Given problem » Give all of the lines again exactly as they read.
───── Task inputs
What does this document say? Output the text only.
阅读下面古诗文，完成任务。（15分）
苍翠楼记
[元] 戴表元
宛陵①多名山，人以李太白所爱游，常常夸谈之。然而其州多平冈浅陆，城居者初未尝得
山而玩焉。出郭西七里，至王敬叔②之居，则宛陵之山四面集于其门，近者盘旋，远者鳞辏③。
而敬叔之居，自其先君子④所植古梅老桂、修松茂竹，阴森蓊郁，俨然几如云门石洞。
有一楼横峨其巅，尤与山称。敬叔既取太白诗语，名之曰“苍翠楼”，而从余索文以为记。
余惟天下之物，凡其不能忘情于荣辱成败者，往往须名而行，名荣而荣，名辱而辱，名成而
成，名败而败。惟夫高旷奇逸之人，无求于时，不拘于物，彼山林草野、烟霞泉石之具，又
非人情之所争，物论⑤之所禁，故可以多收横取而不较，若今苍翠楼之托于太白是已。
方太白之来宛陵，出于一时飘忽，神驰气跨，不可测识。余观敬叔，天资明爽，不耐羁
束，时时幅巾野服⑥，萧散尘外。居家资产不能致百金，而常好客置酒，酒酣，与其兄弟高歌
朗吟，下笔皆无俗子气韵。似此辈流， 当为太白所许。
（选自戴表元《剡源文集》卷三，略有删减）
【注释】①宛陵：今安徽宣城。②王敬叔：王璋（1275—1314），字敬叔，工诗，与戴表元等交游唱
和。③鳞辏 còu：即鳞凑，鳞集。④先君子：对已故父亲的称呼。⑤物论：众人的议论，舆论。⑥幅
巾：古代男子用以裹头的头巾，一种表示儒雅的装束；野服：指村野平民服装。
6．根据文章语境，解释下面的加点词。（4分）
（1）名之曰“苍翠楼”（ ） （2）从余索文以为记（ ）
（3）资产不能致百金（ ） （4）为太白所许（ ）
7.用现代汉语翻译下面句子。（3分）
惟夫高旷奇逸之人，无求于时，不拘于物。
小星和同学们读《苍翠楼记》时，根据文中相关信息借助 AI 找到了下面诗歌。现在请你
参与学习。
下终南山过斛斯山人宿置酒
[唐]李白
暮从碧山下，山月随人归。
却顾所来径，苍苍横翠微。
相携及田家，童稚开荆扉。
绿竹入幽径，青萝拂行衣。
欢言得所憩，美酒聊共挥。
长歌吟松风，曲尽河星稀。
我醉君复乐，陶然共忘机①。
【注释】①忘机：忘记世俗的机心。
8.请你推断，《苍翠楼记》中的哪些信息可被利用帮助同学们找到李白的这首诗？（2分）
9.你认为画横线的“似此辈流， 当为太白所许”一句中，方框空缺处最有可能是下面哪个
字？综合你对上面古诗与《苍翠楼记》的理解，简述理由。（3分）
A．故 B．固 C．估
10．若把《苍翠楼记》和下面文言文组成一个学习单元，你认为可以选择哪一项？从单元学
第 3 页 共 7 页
──────────
Full response »
What does this document say? Output the text only.
阅读下面古诗文，完成任务。（15分）
苍翠楼记
[元] 戴表元
宛陵①多名山，人以李太白所爱游，常常夸谈之。然而其州多平冈浅陆，城居者初未尝得
山而玩焉。出郭西七里，至王敬叔②之居，则宛陵之山四面集于其门，近者盘旋，远者鳞辏③。
而敬叔之居，自其先君子④所植古梅老桂、修松茂竹，阴森蓊郁，俨然几如云门石洞。
有一楼横峨其巅，尤与山称。敬叔既取太白诗语，名之曰“苍翠楼”，而从余索文以为记。
余惟天下之物，凡其不能忘情于荣辱成败者，往往须名而行，名荣而荣，名辱而辱，名成而
成，名败而败。惟夫高旷奇逸之人，无求于时，不拘于物，彼山林草野、烟霞泉石之具，又
非人情之所争，物论⑤之所禁，故可以多收横取而不较，若今苍翠楼之托于太白是已。
方太白之来宛陵，出于一时飘忽，神驰气跨，不可测识。余观敬叔，天资明爽，不耐羁
束，时时幅巾野服⑥，萧散尘外。居家资产不能致百金，而常好客置酒，酒酣，与其兄弟高歌
朗吟，下笔皆无俗子气韵。似此辈流， 当为太白所许。
（选自戴表元《剡源文集》卷三，略有删减）
【注释】①宛陵：今安徽宣城。②王敬叔：王璋（1275—1314），字敬叔，工诗，与戴表元等交游唱
和。③鳞辏 còu：即鳞凑，鳞集。④先君子：对已故父亲的称呼。⑤物论：众人的议论，舆论。⑥幅
巾：古代男子用以裹头的头巾，一种表示儒雅的装束；野服：指村野平民服装。
6．根据文章语境，解释下面的加点词。（4分）
（1）名之曰“苍翠楼”（ ） （2）从余索文以为记（ ）
（3）资产不能致百金（ ） （4）为太白所许（ ）
7.用现代汉语翻译下面句子。（3分）
惟夫高旷奇逸之人，无求于时，不拘于物。
小星和同学们读《苍翠楼记》时，根据文中相关信息借助 AI 找到了下面诗歌。现在请你
参与学习。
下终南山过斛斯山人宿置酒
[唐]李白
暮从碧山下，山月随人归。
却顾所来径，苍苍横翠微。
相携及田家，童稚开荆扉。
绿竹入幽径，青萝拂行衣。
欢言得所憩，美酒聊共挥。
长歌吟松风，曲尽河星稀。
我醉君复乐，陶然共忘机①。
【注释】①忘机：忘记世俗的机心。
8.请你推断，《苍翠楼记》中的哪些信息可被利用帮助同学们找到李白的这首诗？（2分）
9.你认为画横线的“似此辈流， 当为太白所许”一句中，方框空缺处最有可能是下面哪个
字？综合你对上面古诗与《苍翠楼记》的理解，简述理由。（3分）
A．故 B．固 C．估
10．若把《苍翠楼记》和下面文言文组成一个学习单元，你认为可以选择哪一项？从单元学
第 3 页 共 7 页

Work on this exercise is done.